Stored items
↓↓↓

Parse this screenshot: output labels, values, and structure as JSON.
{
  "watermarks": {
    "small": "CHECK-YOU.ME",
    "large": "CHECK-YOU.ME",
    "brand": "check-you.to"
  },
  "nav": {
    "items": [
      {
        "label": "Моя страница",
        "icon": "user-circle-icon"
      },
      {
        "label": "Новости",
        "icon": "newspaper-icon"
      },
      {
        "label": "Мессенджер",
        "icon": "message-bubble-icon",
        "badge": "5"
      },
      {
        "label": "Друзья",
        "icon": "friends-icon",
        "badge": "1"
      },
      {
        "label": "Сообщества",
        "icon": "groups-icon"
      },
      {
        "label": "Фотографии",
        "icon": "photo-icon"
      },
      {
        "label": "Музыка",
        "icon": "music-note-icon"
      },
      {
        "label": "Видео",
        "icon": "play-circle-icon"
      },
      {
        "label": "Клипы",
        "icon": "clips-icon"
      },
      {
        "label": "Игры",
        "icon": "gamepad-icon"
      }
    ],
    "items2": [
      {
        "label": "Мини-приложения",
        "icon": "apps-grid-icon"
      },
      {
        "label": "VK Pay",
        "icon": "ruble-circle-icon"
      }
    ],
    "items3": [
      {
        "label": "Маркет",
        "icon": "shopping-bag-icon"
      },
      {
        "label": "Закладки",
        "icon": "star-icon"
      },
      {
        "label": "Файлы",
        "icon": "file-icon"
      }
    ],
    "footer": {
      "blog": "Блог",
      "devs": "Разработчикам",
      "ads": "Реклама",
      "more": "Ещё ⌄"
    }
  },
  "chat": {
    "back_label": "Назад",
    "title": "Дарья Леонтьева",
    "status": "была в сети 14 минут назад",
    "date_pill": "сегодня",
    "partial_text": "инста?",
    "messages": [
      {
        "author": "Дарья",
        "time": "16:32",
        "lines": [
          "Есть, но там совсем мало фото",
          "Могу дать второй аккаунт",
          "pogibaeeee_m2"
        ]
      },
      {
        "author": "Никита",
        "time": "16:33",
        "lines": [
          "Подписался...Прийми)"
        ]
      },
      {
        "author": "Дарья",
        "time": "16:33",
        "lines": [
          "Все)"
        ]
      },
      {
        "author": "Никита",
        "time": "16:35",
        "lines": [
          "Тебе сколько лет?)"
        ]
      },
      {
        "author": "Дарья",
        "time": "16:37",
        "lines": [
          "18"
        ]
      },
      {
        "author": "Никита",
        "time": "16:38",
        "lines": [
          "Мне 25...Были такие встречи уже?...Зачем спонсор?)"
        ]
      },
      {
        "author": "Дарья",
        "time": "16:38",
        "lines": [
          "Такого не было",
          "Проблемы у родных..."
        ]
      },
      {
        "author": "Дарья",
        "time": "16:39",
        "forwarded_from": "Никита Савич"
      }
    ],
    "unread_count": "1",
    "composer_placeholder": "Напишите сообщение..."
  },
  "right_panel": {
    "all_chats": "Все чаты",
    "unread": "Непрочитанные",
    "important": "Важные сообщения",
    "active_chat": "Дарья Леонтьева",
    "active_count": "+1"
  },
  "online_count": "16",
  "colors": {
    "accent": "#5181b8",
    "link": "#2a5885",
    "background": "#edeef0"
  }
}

↑↑↑

* [Aim of the task]: Repeat all of the records above exactly as they appear.

* [Answer below]:
Parse this screenshot: output labels, values, and structure as JSON.
{
  "watermarks": {
    "small": "CHECK-YOU.ME",
    "large": "CHECK-YOU.ME",
    "brand": "check-you.to"
  },
  "nav": {
    "items": [
      {
        "label": "Моя страница",
        "icon": "user-circle-icon"
      },
      {
        "label": "Новости",
        "icon": "newspaper-icon"
      },
      {
        "label": "Мессенджер",
        "icon": "message-bubble-icon",
        "badge": "5"
      },
      {
        "label": "Друзья",
        "icon": "friends-icon",
        "badge": "1"
      },
      {
        "label": "Сообщества",
        "icon": "groups-icon"
      },
      {
        "label": "Фотографии",
        "icon": "photo-icon"
      },
      {
        "label": "Музыка",
        "icon": "music-note-icon"
      },
      {
        "label": "Видео",
        "icon": "play-circle-icon"
      },
      {
        "label": "Клипы",
        "icon": "clips-icon"
      },
      {
        "label": "Игры",
        "icon": "gamepad-icon"
      }
    ],
    "items2": [
      {
        "label": "Мини-приложения",
        "icon": "apps-grid-icon"
      },
      {
        "label": "VK Pay",
        "icon": "ruble-circle-icon"
      }
    ],
    "items3": [
      {
        "label": "Маркет",
        "icon": "shopping-bag-icon"
      },
      {
        "label": "Закладки",
        "icon": "star-icon"
      },
      {
        "label": "Файлы",
        "icon": "file-icon"
      }
    ],
    "footer": {
      "blog": "Блог",
      "devs": "Разработчикам",
      "ads": "Реклама",
      "more": "Ещё ⌄"
    }
  },
  "chat": {
    "back_label": "Назад",
    "title": "Дарья Леонтьева",
    "status": "была в сети 14 минут назад",
    "date_pill": "сегодня",
    "partial_text": "инста?",
    "messages": [
      {
        "author": "Дарья",
        "time": "16:32",
        "lines": [
          "Есть, но там совсем мало фото",
          "Могу дать второй аккаунт",
          "pogibaeeee_m2"
        ]
      },
      {
        "author": "Никита",
        "time": "16:33",
        "lines": [
          "Подписался...Прийми)"
        ]
      },
      {
        "author": "Дарья",
        "time": "16:33",
        "lines": [
          "Все)"
        ]
      },
      {
        "author": "Никита",
        "time": "16:35",
        "lines": [
          "Тебе сколько лет?)"
        ]
      },
      {
        "author": "Дарья",
        "time": "16:37",
        "lines": [
          "18"
        ]
      },
      {
        "author": "Никита",
        "time": "16:38",
        "lines": [
          "Мне 25...Были такие встречи уже?...Зачем спонсор?)"
        ]
      },
      {
        "author": "Дарья",
        "time": "16:38",
        "lines": [
          "Такого не было",
          "Проблемы у родных..."
        ]
      },
      {
        "author": "Дарья",
        "time": "16:39",
        "forwarded_from": "Никита Савич"
      }
    ],
    "unread_count": "1",
    "composer_placeholder": "Напишите сообщение..."
  },
  "right_panel": {
    "all_chats": "Все чаты",
    "unread": "Непрочитанные",
    "important": "Важные сообщения",
    "active_chat": "Дарья Леонтьева",
    "active_count": "+1"
  },
  "online_count": "16",
  "colors": {
    "accent": "#5181b8",
    "link": "#2a5885",
    "background": "#edeef0"
  }
}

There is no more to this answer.